Source material:

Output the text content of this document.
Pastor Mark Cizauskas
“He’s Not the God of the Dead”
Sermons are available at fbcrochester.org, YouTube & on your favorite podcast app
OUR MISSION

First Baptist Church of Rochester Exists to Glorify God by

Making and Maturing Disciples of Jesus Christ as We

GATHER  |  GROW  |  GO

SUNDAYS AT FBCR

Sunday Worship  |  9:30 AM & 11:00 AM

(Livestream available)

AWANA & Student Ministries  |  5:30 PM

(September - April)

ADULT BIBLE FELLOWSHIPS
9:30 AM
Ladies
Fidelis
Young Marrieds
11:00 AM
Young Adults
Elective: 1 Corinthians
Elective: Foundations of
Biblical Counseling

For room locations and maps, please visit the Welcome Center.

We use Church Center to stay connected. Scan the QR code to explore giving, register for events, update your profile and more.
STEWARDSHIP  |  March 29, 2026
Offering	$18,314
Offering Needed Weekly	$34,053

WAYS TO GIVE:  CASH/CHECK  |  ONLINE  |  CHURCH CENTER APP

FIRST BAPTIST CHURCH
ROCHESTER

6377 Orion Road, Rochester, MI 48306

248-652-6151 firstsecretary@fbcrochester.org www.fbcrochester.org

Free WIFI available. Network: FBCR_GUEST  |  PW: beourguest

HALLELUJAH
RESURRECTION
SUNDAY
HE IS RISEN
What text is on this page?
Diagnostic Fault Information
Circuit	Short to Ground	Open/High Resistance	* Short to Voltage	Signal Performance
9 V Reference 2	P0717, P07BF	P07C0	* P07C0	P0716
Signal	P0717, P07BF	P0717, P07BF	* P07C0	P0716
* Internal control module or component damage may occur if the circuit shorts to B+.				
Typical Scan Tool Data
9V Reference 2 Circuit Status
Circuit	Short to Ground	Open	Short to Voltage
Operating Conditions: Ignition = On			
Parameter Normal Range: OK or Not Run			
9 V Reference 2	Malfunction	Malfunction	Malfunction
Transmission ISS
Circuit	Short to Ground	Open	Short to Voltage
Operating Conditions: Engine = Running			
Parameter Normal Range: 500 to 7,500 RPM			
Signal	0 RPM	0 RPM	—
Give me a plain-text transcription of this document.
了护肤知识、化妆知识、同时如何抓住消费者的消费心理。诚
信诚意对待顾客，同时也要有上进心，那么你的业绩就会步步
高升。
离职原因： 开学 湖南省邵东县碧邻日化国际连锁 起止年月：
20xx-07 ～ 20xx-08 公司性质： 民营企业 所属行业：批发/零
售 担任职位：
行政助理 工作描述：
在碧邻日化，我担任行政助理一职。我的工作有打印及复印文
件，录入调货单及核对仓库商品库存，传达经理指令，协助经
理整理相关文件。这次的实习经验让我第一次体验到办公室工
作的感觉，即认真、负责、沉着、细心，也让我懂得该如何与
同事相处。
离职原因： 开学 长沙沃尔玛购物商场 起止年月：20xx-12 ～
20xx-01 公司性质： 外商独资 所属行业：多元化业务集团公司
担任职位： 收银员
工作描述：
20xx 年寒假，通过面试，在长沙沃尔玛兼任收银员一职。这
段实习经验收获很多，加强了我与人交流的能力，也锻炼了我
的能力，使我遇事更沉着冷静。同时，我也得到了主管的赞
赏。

Set problem:
Give back, exactly as written, the lines from the one with "What text is on this page?" to the last line.

Exercise answer:
What text is on this page?
Diagnostic Fault Information
Circuit	Short to Ground	Open/High Resistance	* Short to Voltage	Signal Performance
9 V Reference 2	P0717, P07BF	P07C0	* P07C0	P0716
Signal	P0717, P07BF	P0717, P07BF	* P07C0	P0716
* Internal control module or component damage may occur if the circuit shorts to B+.				
Typical Scan Tool Data
9V Reference 2 Circuit Status
Circuit	Short to Ground	Open	Short to Voltage
Operating Conditions: Ignition = On			
Parameter Normal Range: OK or Not Run			
9 V Reference 2	Malfunction	Malfunction	Malfunction
Transmission ISS
Circuit	Short to Ground	Open	Short to Voltage
Operating Conditions: Engine = Running			
Parameter Normal Range: 500 to 7,500 RPM			
Signal	0 RPM	0 RPM	—
Give me a plain-text transcription of this document.
了护肤知识、化妆知识、同时如何抓住消费者的消费心理。诚
信诚意对待顾客，同时也要有上进心，那么你的业绩就会步步
高升。
离职原因： 开学 湖南省邵东县碧邻日化国际连锁 起止年月：
20xx-07 ～ 20xx-08 公司性质： 民营企业 所属行业：批发/零
售 担任职位：
行政助理 工作描述：
在碧邻日化，我担任行政助理一职。我的工作有打印及复印文
件，录入调货单及核对仓库商品库存，传达经理指令，协助经
理整理相关文件。这次的实习经验让我第一次体验到办公室工
作的感觉，即认真、负责、沉着、细心，也让我懂得该如何与
同事相处。
离职原因： 开学 长沙沃尔玛购物商场 起止年月：20xx-12 ～
20xx-01 公司性质： 外商独资 所属行业：多元化业务集团公司
担任职位： 收银员
工作描述：
20xx 年寒假，通过面试，在长沙沃尔玛兼任收银员一职。这
段实习经验收获很多，加强了我与人交流的能力，也锻炼了我
的能力，使我遇事更沉着冷静。同时，我也得到了主管的赞
赏。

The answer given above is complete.